Copy out all lines with the word "type" in them.

## Begin Recorded data

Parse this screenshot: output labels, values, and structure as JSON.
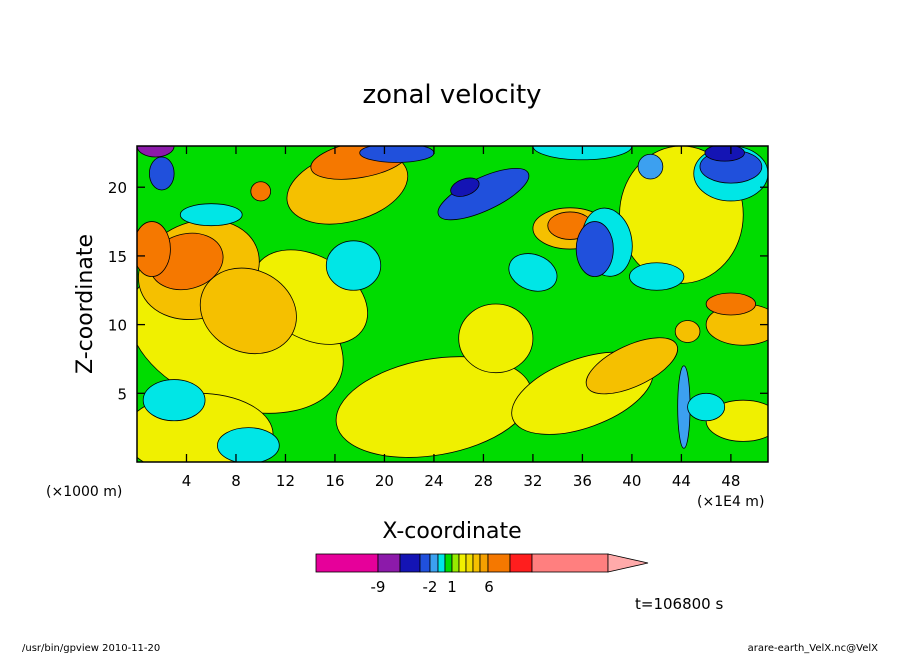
{
  "chart_data": {
    "type": "heatmap",
    "title": "zonal velocity",
    "xlabel": "X-coordinate",
    "ylabel": "Z-coordinate",
    "x_unit": "(×1E4 m)",
    "y_unit": "(×1000 m)",
    "x_ticks": [
      "4",
      "8",
      "12",
      "16",
      "20",
      "24",
      "28",
      "32",
      "36",
      "40",
      "44",
      "48"
    ],
    "y_ticks": [
      "5",
      "10",
      "15",
      "20"
    ],
    "xlim": [
      0,
      51
    ],
    "ylim": [
      0,
      23
    ],
    "grid": false,
    "colorbar": {
      "labels": [
        "-9",
        "-2",
        "1",
        "6"
      ],
      "colors": [
        "#e6009a",
        "#8c1aaa",
        "#1414b4",
        "#2050dc",
        "#3ca0f0",
        "#00e6e6",
        "#00dc00",
        "#96eb00",
        "#f0f000",
        "#f0dc00",
        "#f5c000",
        "#f5a000",
        "#f57800",
        "#ff1e1e",
        "#ff7f7f",
        "#ffaaaa"
      ]
    },
    "annotation": "t=106800 s"
  },
  "footer": {
    "left": "/usr/bin/gpview   2010-11-20",
    "right": "arare-earth_VelX.nc@VelX"
  }
}
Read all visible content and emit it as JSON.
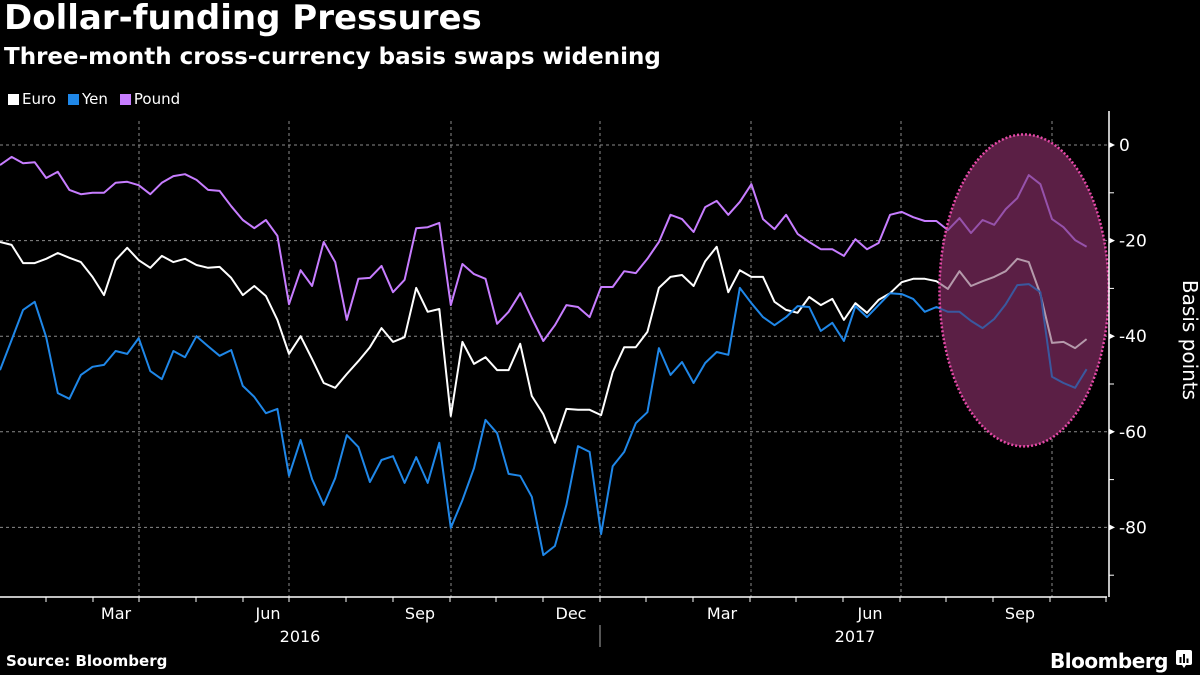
{
  "header": {
    "title": "Dollar-funding Pressures",
    "subtitle": "Three-month cross-currency basis swaps widening"
  },
  "footer": {
    "source": "Source: Bloomberg",
    "brand": "Bloomberg",
    "brand_icon": "bloomberg-chart-icon"
  },
  "chart_data": {
    "type": "line",
    "title": "Dollar-funding Pressures",
    "subtitle": "Three-month cross-currency basis swaps widening",
    "xlabel": "",
    "ylabel": "Basis points",
    "x_frequency": "weekly",
    "x": [
      1,
      2,
      3,
      4,
      5,
      6,
      7,
      8,
      9,
      10,
      11,
      12,
      13,
      14,
      15,
      16,
      17,
      18,
      19,
      20,
      21,
      22,
      23,
      24,
      25,
      26,
      27,
      28,
      29,
      30,
      31,
      32,
      33,
      34,
      35,
      36,
      37,
      38,
      39,
      40,
      41,
      42,
      43,
      44,
      45,
      46,
      47,
      48,
      49,
      50,
      51,
      52,
      53,
      54,
      55,
      56,
      57,
      58,
      59,
      60,
      61,
      62,
      63,
      64,
      65,
      66,
      67,
      68,
      69,
      70,
      71,
      72,
      73,
      74,
      75,
      76,
      77,
      78,
      79,
      80,
      81,
      82,
      83,
      84,
      85,
      86,
      87,
      88,
      89,
      90,
      91,
      92,
      93,
      94,
      95
    ],
    "ylim": [
      -92,
      7
    ],
    "yticks": [
      "0",
      "-20",
      "-40",
      "-60",
      "-80"
    ],
    "ytick_values": [
      0,
      -20,
      -40,
      -60,
      -80
    ],
    "xtick_months": [
      "Mar",
      "Jun",
      "Sep",
      "Dec",
      "Mar",
      "Jun",
      "Sep"
    ],
    "xtick_years": [
      "2016",
      "2017"
    ],
    "grid": true,
    "legend_position": "top-left",
    "series": [
      {
        "name": "Euro",
        "color": "#ffffff",
        "values": [
          -20.3,
          -20.9,
          -24.7,
          -24.7,
          -23.8,
          -22.6,
          -23.6,
          -24.5,
          -27.6,
          -31.4,
          -24.1,
          -21.5,
          -24.1,
          -25.7,
          -23.2,
          -24.5,
          -23.8,
          -25.1,
          -25.7,
          -25.5,
          -27.8,
          -31.4,
          -29.5,
          -31.6,
          -36.6,
          -43.7,
          -40.0,
          -44.8,
          -49.8,
          -50.8,
          -47.9,
          -45.2,
          -42.3,
          -38.3,
          -41.2,
          -40.2,
          -29.9,
          -34.9,
          -34.3,
          -56.7,
          -41.2,
          -45.8,
          -44.4,
          -47.1,
          -47.1,
          -41.6,
          -52.5,
          -56.3,
          -62.3,
          -55.2,
          -55.4,
          -55.4,
          -56.5,
          -47.5,
          -42.3,
          -42.3,
          -39.1,
          -29.9,
          -27.6,
          -27.2,
          -29.5,
          -24.3,
          -21.3,
          -30.8,
          -26.2,
          -27.6,
          -27.6,
          -32.8,
          -34.5,
          -35.1,
          -31.8,
          -33.5,
          -32.2,
          -36.6,
          -33.1,
          -35.1,
          -32.4,
          -31.0,
          -28.7,
          -28.0,
          -28.0,
          -28.5,
          -30.1,
          -26.4,
          -29.5,
          -28.5,
          -27.6,
          -26.4,
          -23.8,
          -24.5,
          -31.2,
          -41.4,
          -41.2,
          -42.5,
          -40.6
        ]
      },
      {
        "name": "Yen",
        "color": "#1f87e8",
        "values": [
          -47.1,
          -40.8,
          -34.5,
          -32.8,
          -40.2,
          -51.9,
          -53.1,
          -48.1,
          -46.4,
          -46.0,
          -43.1,
          -43.7,
          -40.4,
          -47.3,
          -49.0,
          -43.1,
          -44.4,
          -40.0,
          -42.1,
          -44.1,
          -42.9,
          -50.4,
          -52.7,
          -56.1,
          -55.2,
          -69.2,
          -61.7,
          -69.9,
          -75.3,
          -69.7,
          -60.7,
          -63.2,
          -70.5,
          -65.9,
          -65.1,
          -70.7,
          -65.3,
          -70.7,
          -62.3,
          -80.1,
          -74.3,
          -67.6,
          -57.5,
          -60.3,
          -68.8,
          -69.2,
          -73.6,
          -85.8,
          -83.9,
          -75.3,
          -63.0,
          -64.2,
          -81.4,
          -67.2,
          -64.2,
          -58.2,
          -55.9,
          -42.5,
          -48.1,
          -45.4,
          -49.8,
          -45.6,
          -43.3,
          -43.9,
          -29.9,
          -33.1,
          -36.0,
          -37.7,
          -36.0,
          -33.7,
          -33.9,
          -38.9,
          -37.2,
          -41.0,
          -33.7,
          -36.0,
          -33.5,
          -31.0,
          -31.2,
          -32.2,
          -34.9,
          -33.9,
          -34.9,
          -34.9,
          -36.8,
          -38.3,
          -36.4,
          -33.3,
          -29.3,
          -29.1,
          -30.8,
          -48.5,
          -49.8,
          -50.8,
          -46.9
        ]
      },
      {
        "name": "Pound",
        "color": "#c77dff",
        "values": [
          -4.2,
          -2.5,
          -3.8,
          -3.6,
          -6.9,
          -5.6,
          -9.4,
          -10.3,
          -10.0,
          -10.0,
          -7.9,
          -7.7,
          -8.4,
          -10.3,
          -7.9,
          -6.5,
          -6.1,
          -7.3,
          -9.4,
          -9.6,
          -12.8,
          -15.7,
          -17.4,
          -15.7,
          -19.0,
          -33.3,
          -26.2,
          -29.5,
          -20.3,
          -24.5,
          -36.6,
          -28.0,
          -27.8,
          -25.3,
          -30.8,
          -28.2,
          -17.4,
          -17.2,
          -16.3,
          -33.5,
          -24.9,
          -27.0,
          -28.0,
          -37.4,
          -34.9,
          -31.0,
          -36.2,
          -41.0,
          -37.7,
          -33.5,
          -33.9,
          -36.0,
          -29.7,
          -29.7,
          -26.4,
          -26.8,
          -23.8,
          -20.3,
          -14.6,
          -15.5,
          -18.2,
          -13.0,
          -11.7,
          -14.6,
          -11.9,
          -8.2,
          -15.5,
          -17.6,
          -14.6,
          -18.6,
          -20.3,
          -21.8,
          -21.8,
          -23.2,
          -19.7,
          -21.8,
          -20.5,
          -14.6,
          -14.0,
          -15.1,
          -15.9,
          -15.9,
          -17.8,
          -15.3,
          -18.4,
          -15.7,
          -16.7,
          -13.4,
          -11.1,
          -6.3,
          -8.2,
          -15.5,
          -17.2,
          -19.9,
          -21.3
        ]
      }
    ],
    "annotations": [
      {
        "type": "highlight-ellipse",
        "fill": "#5c1f45",
        "stroke": "#e64aa8",
        "x_from": 84,
        "x_to": 95,
        "y_from": 2,
        "y_to": -62
      }
    ]
  }
}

## End Recorded data

> _Answer to the exercise_:
    "type": "heatmap",
    "type": "line",
        "type": "highlight-ellipse",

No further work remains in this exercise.